Exercise requirements:
Please print the full listing exactly.

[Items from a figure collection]
# # #
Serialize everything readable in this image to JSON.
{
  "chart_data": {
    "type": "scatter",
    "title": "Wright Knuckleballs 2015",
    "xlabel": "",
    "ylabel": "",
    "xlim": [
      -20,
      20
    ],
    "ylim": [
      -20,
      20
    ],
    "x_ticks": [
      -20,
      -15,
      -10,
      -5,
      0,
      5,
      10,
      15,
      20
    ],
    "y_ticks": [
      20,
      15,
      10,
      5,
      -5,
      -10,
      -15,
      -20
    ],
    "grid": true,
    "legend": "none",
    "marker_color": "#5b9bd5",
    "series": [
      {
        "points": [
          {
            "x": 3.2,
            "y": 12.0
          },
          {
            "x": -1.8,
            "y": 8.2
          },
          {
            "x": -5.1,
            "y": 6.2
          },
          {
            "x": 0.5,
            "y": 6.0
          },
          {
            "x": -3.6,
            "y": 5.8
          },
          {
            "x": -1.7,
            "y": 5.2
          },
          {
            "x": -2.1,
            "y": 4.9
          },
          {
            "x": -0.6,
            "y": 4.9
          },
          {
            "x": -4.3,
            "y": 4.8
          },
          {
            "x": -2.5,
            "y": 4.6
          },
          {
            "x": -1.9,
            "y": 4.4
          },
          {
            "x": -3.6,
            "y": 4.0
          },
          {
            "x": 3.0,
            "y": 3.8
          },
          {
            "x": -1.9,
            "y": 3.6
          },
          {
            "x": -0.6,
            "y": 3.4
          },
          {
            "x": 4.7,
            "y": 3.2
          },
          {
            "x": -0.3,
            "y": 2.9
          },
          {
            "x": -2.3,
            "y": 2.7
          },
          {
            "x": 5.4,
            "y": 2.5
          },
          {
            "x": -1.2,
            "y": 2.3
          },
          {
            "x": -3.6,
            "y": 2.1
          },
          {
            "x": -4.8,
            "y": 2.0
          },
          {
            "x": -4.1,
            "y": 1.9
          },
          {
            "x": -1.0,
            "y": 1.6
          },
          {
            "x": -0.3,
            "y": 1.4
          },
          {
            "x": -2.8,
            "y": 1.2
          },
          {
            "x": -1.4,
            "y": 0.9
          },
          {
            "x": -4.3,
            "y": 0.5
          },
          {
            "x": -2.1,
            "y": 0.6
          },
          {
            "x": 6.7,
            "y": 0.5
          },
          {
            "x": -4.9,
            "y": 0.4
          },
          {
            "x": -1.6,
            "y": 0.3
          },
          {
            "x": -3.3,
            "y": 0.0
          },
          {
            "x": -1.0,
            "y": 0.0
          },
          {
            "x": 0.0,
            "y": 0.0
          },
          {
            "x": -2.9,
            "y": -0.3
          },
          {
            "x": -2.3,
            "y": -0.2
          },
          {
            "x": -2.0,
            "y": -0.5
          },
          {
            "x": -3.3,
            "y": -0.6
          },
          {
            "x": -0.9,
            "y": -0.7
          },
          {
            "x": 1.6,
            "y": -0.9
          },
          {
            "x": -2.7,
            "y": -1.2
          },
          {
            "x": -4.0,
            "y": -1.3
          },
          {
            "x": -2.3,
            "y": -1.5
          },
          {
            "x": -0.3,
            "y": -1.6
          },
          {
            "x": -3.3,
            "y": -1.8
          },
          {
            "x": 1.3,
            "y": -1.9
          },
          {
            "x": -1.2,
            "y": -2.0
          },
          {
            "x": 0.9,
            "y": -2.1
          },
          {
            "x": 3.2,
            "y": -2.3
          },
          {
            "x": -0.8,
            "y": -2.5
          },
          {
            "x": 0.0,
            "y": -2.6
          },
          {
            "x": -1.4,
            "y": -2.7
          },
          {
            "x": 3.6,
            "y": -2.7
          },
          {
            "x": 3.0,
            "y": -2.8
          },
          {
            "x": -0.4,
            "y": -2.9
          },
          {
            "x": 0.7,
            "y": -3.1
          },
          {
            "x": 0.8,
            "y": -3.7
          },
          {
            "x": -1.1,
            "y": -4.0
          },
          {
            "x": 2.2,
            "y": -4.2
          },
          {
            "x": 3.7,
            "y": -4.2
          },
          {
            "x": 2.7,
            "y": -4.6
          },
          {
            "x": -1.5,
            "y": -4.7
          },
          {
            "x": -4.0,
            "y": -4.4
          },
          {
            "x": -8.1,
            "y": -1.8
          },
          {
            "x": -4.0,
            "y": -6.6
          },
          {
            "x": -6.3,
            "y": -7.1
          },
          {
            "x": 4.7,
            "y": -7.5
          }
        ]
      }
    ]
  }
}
# # #
Complete response:
Serialize everything readable in this image to JSON.
{
  "chart_data": {
    "type": "scatter",
    "title": "Wright Knuckleballs 2015",
    "xlabel": "",
    "ylabel": "",
    "xlim": [
      -20,
      20
    ],
    "ylim": [
      -20,
      20
    ],
    "x_ticks": [
      -20,
      -15,
      -10,
      -5,
      0,
      5,
      10,
      15,
      20
    ],
    "y_ticks": [
      20,
      15,
      10,
      5,
      -5,
      -10,
      -15,
      -20
    ],
    "grid": true,
    "legend": "none",
    "marker_color": "#5b9bd5",
    "series": [
      {
        "points": [
          {
            "x": 3.2,
            "y": 12.0
          },
          {
            "x": -1.8,
            "y": 8.2
          },
          {
            "x": -5.1,
            "y": 6.2
          },
          {
            "x": 0.5,
            "y": 6.0
          },
          {
            "x": -3.6,
            "y": 5.8
          },
          {
            "x": -1.7,
            "y": 5.2
          },
          {
            "x": -2.1,
            "y": 4.9
          },
          {
            "x": -0.6,
            "y": 4.9
          },
          {
            "x": -4.3,
            "y": 4.8
          },
          {
            "x": -2.5,
            "y": 4.6
          },
          {
            "x": -1.9,
            "y": 4.4
          },
          {
            "x": -3.6,
            "y": 4.0
          },
          {
            "x": 3.0,
            "y": 3.8
          },
          {
            "x": -1.9,
            "y": 3.6
          },
          {
            "x": -0.6,
            "y": 3.4
          },
          {
            "x": 4.7,
            "y": 3.2
          },
          {
            "x": -0.3,
            "y": 2.9
          },
          {
            "x": -2.3,
            "y": 2.7
          },
          {
            "x": 5.4,
            "y": 2.5
          },
          {
            "x": -1.2,
            "y": 2.3
          },
          {
            "x": -3.6,
            "y": 2.1
          },
          {
            "x": -4.8,
            "y": 2.0
          },
          {
            "x": -4.1,
            "y": 1.9
          },
          {
            "x": -1.0,
            "y": 1.6
          },
          {
            "x": -0.3,
            "y": 1.4
          },
          {
            "x": -2.8,
            "y": 1.2
          },
          {
            "x": -1.4,
            "y": 0.9
          },
          {
            "x": -4.3,
            "y": 0.5
          },
          {
            "x": -2.1,
            "y": 0.6
          },
          {
            "x": 6.7,
            "y": 0.5
          },
          {
            "x": -4.9,
            "y": 0.4
          },
          {
            "x": -1.6,
            "y": 0.3
          },
          {
            "x": -3.3,
            "y": 0.0
          },
          {
            "x": -1.0,
            "y": 0.0
          },
          {
            "x": 0.0,
            "y": 0.0
          },
          {
            "x": -2.9,
            "y": -0.3
          },
          {
            "x": -2.3,
            "y": -0.2
          },
          {
            "x": -2.0,
            "y": -0.5
          },
          {
            "x": -3.3,
            "y": -0.6
          },
          {
            "x": -0.9,
            "y": -0.7
          },
          {
            "x": 1.6,
            "y": -0.9
          },
          {
            "x": -2.7,
            "y": -1.2
          },
          {
            "x": -4.0,
            "y": -1.3
          },
          {
            "x": -2.3,
            "y": -1.5
          },
          {
            "x": -0.3,
            "y": -1.6
          },
          {
            "x": -3.3,
            "y": -1.8
          },
          {
            "x": 1.3,
            "y": -1.9
          },
          {
            "x": -1.2,
            "y": -2.0
          },
          {
            "x": 0.9,
            "y": -2.1
          },
          {
            "x": 3.2,
            "y": -2.3
          },
          {
            "x": -0.8,
            "y": -2.5
          },
          {
            "x": 0.0,
            "y": -2.6
          },
          {
            "x": -1.4,
            "y": -2.7
          },
          {
            "x": 3.6,
            "y": -2.7
          },
          {
            "x": 3.0,
            "y": -2.8
          },
          {
            "x": -0.4,
            "y": -2.9
          },
          {
            "x": 0.7,
            "y": -3.1
          },
          {
            "x": 0.8,
            "y": -3.7
          },
          {
            "x": -1.1,
            "y": -4.0
          },
          {
            "x": 2.2,
            "y": -4.2
          },
          {
            "x": 3.7,
            "y": -4.2
          },
          {
            "x": 2.7,
            "y": -4.6
          },
          {
            "x": -1.5,
            "y": -4.7
          },
          {
            "x": -4.0,
            "y": -4.4
          },
          {
            "x": -8.1,
            "y": -1.8
          },
          {
            "x": -4.0,
            "y": -6.6
          },
          {
            "x": -6.3,
            "y": -7.1
          },
          {
            "x": 4.7,
            "y": -7.5
          }
        ]
      }
    ]
  }
}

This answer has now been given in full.